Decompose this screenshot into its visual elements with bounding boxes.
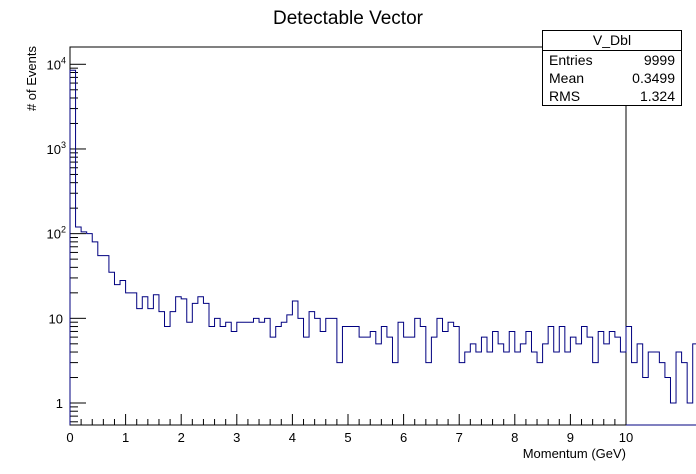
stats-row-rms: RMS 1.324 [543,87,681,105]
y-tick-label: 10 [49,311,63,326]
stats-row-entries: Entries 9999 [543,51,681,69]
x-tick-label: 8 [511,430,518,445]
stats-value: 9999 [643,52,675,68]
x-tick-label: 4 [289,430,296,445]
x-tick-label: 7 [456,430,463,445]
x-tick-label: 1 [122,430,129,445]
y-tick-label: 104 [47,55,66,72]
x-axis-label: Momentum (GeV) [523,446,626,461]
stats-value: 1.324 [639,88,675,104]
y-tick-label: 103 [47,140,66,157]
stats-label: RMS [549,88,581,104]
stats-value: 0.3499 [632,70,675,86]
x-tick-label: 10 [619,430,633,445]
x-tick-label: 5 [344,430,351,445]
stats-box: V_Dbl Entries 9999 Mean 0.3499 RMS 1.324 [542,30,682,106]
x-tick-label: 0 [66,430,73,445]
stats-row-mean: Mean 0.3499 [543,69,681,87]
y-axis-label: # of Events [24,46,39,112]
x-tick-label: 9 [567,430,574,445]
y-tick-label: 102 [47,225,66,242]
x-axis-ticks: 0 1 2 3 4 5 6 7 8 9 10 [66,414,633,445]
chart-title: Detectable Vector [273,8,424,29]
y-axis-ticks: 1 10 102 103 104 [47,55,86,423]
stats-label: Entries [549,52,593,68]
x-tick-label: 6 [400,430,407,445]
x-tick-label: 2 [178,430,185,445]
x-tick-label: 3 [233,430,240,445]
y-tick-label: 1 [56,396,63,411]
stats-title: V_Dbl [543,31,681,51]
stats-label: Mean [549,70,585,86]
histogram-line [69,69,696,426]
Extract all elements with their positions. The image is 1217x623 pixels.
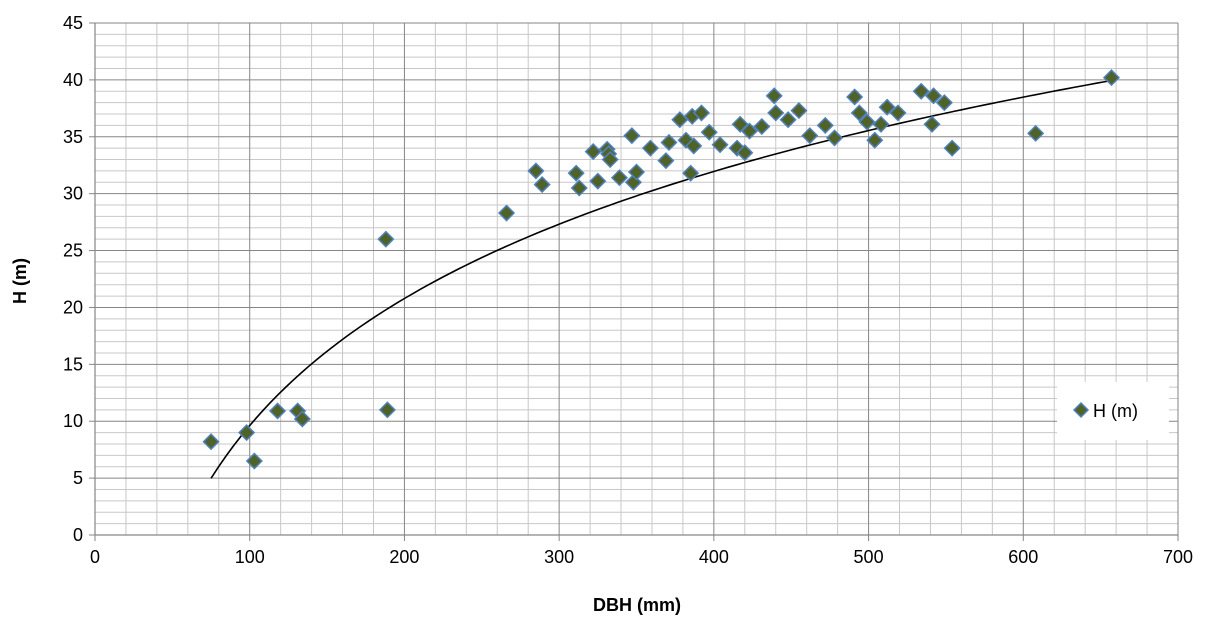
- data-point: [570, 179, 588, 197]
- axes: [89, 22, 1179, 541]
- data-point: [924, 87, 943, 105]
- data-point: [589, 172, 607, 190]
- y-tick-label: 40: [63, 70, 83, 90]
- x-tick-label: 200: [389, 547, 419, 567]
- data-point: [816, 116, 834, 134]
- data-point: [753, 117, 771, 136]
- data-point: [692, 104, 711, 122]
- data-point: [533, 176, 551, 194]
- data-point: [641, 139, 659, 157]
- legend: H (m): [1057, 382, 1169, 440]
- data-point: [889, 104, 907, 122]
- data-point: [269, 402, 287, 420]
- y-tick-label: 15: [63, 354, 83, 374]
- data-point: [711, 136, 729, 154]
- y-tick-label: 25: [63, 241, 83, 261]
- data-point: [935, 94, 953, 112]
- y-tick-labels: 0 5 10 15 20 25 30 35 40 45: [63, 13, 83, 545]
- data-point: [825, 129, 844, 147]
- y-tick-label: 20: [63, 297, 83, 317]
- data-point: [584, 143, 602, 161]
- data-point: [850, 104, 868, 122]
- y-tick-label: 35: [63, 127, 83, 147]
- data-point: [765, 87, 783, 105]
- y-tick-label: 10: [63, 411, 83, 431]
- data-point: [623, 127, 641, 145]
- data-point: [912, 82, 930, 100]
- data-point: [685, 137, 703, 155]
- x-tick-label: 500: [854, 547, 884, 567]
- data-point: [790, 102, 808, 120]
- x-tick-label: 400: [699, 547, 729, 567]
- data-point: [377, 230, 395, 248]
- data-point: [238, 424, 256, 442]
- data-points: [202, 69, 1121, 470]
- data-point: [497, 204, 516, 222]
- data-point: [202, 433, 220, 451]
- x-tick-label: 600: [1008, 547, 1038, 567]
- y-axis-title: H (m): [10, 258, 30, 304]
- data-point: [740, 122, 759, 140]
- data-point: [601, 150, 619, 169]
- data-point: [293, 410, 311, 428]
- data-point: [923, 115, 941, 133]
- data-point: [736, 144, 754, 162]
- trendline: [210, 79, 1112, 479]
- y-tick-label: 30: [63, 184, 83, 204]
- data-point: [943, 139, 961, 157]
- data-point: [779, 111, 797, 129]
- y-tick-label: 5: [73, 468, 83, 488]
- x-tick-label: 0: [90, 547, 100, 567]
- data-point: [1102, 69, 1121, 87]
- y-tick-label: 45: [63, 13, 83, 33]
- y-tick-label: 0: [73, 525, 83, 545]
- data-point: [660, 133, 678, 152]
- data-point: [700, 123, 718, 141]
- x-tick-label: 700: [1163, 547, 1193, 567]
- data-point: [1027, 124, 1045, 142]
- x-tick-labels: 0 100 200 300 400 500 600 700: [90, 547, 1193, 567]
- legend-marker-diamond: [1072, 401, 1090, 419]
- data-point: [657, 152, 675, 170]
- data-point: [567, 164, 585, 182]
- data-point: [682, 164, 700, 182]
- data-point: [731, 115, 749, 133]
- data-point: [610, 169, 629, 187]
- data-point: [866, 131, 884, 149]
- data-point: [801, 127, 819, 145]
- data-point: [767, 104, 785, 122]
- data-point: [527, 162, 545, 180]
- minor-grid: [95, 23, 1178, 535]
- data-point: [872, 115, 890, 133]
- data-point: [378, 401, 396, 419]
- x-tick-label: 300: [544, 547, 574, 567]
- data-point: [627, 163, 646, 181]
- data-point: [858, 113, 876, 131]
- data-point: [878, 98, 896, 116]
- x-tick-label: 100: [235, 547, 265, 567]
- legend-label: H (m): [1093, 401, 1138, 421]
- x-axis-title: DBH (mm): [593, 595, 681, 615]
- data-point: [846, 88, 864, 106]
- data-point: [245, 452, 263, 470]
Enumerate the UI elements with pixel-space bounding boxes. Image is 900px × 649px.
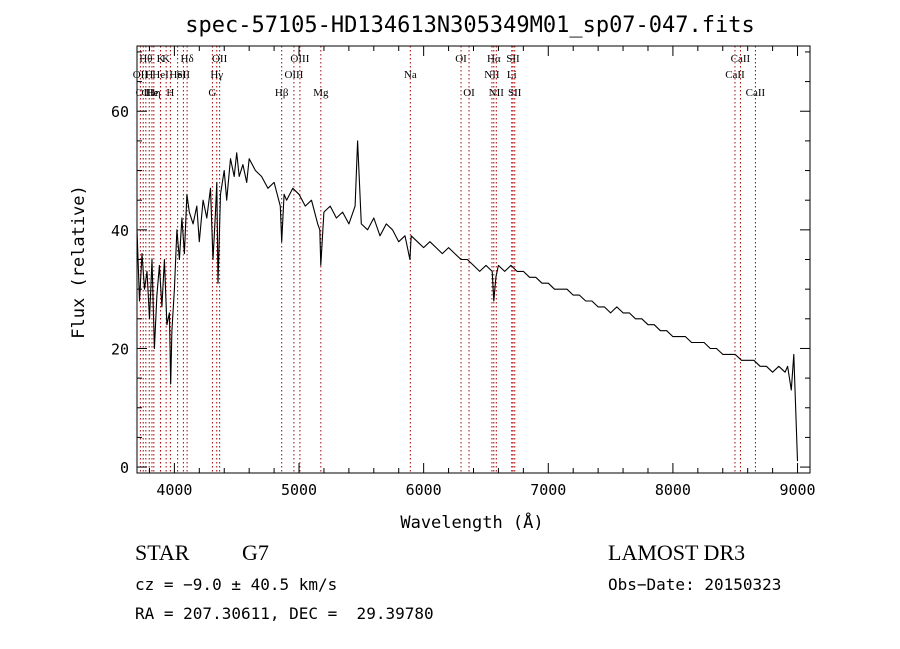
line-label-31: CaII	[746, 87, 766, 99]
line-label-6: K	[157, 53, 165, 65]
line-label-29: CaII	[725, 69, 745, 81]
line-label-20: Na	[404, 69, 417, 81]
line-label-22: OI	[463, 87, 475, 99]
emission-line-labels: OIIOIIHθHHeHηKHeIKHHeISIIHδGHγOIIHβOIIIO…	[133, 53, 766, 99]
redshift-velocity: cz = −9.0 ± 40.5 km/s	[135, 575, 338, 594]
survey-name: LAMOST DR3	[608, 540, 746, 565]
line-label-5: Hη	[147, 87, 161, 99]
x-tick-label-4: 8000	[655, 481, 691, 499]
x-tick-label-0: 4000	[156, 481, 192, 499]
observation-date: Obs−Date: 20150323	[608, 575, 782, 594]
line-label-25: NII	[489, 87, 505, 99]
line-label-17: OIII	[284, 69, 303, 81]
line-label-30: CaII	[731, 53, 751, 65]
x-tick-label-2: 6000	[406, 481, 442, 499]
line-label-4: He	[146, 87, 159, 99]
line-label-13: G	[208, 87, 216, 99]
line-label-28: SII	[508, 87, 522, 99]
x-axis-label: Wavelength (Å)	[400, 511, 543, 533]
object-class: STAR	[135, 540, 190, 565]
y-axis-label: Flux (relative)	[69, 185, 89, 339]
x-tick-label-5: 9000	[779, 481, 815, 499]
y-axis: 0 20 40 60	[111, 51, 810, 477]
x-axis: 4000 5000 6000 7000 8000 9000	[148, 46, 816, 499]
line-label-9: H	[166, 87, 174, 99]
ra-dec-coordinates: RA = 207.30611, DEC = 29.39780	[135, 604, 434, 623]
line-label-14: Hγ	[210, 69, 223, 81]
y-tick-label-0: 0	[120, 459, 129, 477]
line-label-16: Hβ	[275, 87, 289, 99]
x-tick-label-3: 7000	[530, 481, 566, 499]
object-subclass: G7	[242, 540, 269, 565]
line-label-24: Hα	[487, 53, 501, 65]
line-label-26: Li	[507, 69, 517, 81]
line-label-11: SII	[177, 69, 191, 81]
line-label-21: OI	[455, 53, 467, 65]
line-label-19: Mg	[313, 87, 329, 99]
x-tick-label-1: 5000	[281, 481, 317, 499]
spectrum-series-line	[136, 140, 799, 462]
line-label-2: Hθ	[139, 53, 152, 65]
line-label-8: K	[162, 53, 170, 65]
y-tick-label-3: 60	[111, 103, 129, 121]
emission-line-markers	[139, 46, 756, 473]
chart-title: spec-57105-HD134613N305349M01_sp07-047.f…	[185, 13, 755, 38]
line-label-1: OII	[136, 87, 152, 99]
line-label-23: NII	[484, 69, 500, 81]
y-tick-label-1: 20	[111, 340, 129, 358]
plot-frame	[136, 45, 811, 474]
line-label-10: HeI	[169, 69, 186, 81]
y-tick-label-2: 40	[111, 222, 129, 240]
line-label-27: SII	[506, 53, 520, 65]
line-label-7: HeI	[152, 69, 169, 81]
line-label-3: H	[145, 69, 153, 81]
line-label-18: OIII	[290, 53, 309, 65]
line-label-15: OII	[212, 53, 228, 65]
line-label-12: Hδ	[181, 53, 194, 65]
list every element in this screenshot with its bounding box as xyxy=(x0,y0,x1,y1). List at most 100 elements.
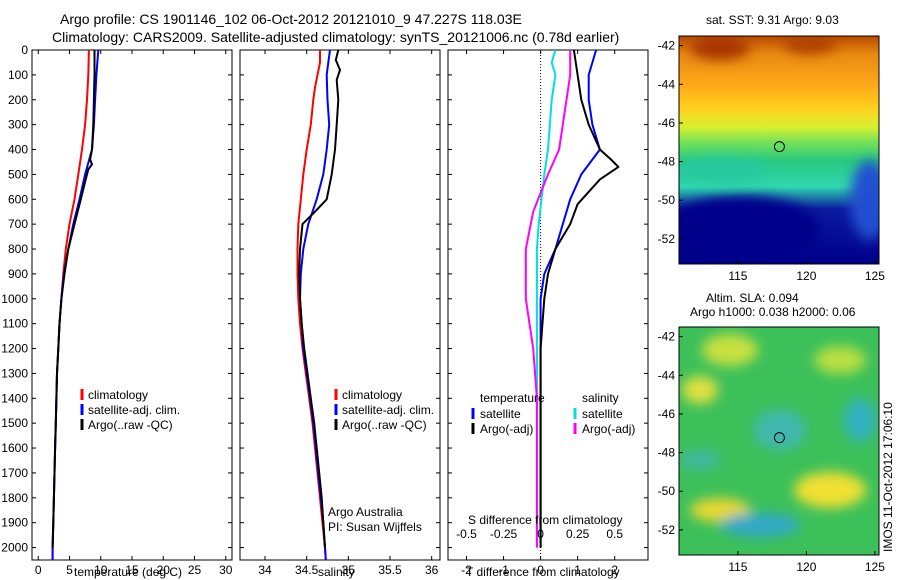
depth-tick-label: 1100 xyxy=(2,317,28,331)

+++

[To do]:
Convert the data from the line containing "87, 766, 99]" up to and including the line containing "53, 766, 99]" into a Markdown table with the columns Row and Entry. Number each line in order and leave out any blank lines.

[In response]:
| Row | Entry |
|---|---|
| 1 | line-label-31: CaII	[746, 87, 766, 99] |
| 2 | line-label-6: K	[157, 53, 165, 65] |
| 3 | line-label-29: CaII	[725, 69, 745, 81] |
| 4 | line-label-20: Na	[404, 69, 417, 81] |
| 5 | line-label-22: OI	[463, 87, 475, 99] |
| 6 | emission-line-labels: OIIOIIHθHHeHηKHeIKHHeISIIHδGHγOIIHβOIIIO…	[133, 53, 766, 99] |